TEXT SEGMENT –
Regarding orange rust, another major disease impacting sugarcane production worldwide caused by P. kuehnii, a PCR-based resistance gene-derived maker, G1 was developed and it can be effectively utilized in sugarcane breeding programs to facilitate the selection process [15]. For example, the presence of this marker was tested in some Brazilian cultivars, it revealed 71.43% of efficiency in predicting the resistant phenotype considering cultivars with mean severity up to 3, in a scale that ranged from 1 (plants without symptoms) to 9 (highly susceptible plants) [16]. In Argentinean germplasm the presence of this marker has not yet been determined due to until now orange rust is not present in the main sugarcane producing area.
Considering the aforementioned results with molecular marker to estimate diversity and the detection of markers associated to disease resistance in both breeding programs, the aim of the present work was to determine the genetic diversity and population structure of 96 Saccharum commercial hybrids mainly from UFSCar/RIDESA and EEAOC sugarcane breeding programs in Brazil and Argentina, respectively, by using TRAP markers anchored in sucrose and lignin metabolism and drought tolerance genes, SSR and markers associated to disease resistance. Considering as it was aforementioned that these two breeding programs have never exchanged their materials, they probably do not share several alleles of their gene pools. For that, the exchange of genotypes would extend the genetic base of their respective germplasm banks and allow the introgression of new desirable alleles considering that the results are based on functional molecular markers and markers associated with disease resistance. This is the first time that this kind of comparative study is performed between both sugarcane breeding programs, reinforcing the advantage of exchanging materials, at least the most diverse genotypes.
Materials and methods
Plant material and DNA extraction
A total of 96 Saccharum spp. commercial hybrids were used in this study (S1 Table). Forty-nine genotypes belong to RIDESA active germplasm bank are being maintained at the Agricultural Science Center of the Federal University of São Carlos (UFSCar) in Araras City, São Paulo State, Brazil. The other 47 genotypes belong to the EEAOC germplasm collection that mainly involves advanced clones and commercial varieties of national and foreign origin that it is maintained in the experimental field of the EEAOC Central Research Station located in Las Talitas city, Tucumán province, Argentina [4]. These Brazilian and Argentinean genotypes are often used as parents in each country’s respective breeding programs to produce new cultivars. Due to its importance as a parent in crosses, the genotypes evaluated in this study are potential candidates for germplasm exchange between breeding programs.
The stalks of the accessions were collected, and total genomic DNA was extracted from a fresh meristem cylinder by using the CTAB method [17]. Two independent DNA extractions were performed per sample. DNA concentration was measured with a spectrophotometer, and DNA quality was assessed by running the samples in agarose gel (0.7%) and staining with gelred.

ACTIVITY 1 – Translate this sentence from the sugarcane passage into Spanish: "Two independent DNA extractions were performed per sample."
ACTIVITY 2 – Reproduce verbatim the portion of the sugarcane passage that begins with the words containing "The stalks of" and ends with "staining with gelred.".
The data comes from a source separate from the sugarcane passage.

DATASET RECORDS –
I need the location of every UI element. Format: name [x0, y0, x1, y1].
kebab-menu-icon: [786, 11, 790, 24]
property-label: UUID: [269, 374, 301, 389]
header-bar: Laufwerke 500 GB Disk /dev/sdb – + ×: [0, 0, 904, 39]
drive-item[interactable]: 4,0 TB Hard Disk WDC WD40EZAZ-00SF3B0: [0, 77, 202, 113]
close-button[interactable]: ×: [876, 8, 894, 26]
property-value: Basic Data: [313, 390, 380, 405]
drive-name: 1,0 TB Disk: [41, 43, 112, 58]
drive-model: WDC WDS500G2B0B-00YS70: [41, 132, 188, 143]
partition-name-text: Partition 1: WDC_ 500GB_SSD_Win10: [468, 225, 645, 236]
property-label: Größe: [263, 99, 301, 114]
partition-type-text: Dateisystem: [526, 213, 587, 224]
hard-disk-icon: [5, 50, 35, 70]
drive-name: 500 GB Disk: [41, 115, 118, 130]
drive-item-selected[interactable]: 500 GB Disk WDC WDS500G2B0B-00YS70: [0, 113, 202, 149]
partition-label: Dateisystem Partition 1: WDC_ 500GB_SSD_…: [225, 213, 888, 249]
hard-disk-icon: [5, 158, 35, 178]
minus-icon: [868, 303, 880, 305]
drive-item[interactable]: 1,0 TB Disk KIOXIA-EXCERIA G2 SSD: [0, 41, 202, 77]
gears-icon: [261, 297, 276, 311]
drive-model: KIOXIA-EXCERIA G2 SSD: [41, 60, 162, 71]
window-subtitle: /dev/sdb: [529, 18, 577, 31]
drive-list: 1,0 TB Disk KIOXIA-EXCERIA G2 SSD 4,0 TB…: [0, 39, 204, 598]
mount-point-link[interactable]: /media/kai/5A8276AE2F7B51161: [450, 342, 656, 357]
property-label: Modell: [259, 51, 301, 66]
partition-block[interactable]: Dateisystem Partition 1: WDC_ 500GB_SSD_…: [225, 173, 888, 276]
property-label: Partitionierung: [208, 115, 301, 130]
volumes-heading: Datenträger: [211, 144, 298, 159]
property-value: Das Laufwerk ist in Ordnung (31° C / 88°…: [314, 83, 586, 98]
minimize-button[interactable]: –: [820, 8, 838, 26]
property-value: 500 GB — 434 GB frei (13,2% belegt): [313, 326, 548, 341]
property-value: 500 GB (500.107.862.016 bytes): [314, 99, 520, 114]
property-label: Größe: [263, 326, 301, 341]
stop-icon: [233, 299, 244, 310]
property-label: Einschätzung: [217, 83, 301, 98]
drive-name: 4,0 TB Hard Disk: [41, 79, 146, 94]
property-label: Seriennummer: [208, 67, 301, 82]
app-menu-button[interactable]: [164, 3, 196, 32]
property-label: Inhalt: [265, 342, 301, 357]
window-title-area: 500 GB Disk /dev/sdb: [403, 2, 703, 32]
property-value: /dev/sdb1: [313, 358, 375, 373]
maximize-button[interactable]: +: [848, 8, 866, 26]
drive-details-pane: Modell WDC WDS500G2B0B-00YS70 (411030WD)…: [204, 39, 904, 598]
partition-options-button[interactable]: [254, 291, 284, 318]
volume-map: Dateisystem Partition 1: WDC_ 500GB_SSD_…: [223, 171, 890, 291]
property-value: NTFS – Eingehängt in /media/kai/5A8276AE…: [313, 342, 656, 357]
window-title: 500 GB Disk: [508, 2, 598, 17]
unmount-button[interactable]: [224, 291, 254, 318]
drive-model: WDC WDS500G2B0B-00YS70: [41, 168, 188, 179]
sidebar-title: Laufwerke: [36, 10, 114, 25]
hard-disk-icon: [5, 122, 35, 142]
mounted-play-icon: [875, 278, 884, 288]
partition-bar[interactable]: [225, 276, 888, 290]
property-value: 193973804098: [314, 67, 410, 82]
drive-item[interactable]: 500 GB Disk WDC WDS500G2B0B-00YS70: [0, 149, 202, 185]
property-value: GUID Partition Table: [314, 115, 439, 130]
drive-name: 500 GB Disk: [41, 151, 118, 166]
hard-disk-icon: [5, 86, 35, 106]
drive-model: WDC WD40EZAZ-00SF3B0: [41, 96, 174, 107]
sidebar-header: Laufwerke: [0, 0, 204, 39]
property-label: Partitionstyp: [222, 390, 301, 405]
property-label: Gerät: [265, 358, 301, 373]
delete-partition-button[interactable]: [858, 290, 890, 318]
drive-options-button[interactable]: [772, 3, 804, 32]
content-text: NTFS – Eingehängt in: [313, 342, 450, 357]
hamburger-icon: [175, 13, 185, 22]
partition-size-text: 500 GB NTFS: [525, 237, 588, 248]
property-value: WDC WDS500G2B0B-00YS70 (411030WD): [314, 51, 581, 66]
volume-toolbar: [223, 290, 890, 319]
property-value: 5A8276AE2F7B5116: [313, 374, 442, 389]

TASK OUTPUT 1 – Se realizaron dos extracciones independientes de ADN por muestra.

TASK OUTPUT 2 –
The stalks of the accessions were collected, and total genomic DNA was extracted from a fresh meristem cylinder by using the CTAB method [17]. Two independent DNA extractions were performed per sample. DNA concentration was measured with a spectrophotometer, and DNA quality was assessed by running the samples in agarose gel (0.7%) and staining with gelred.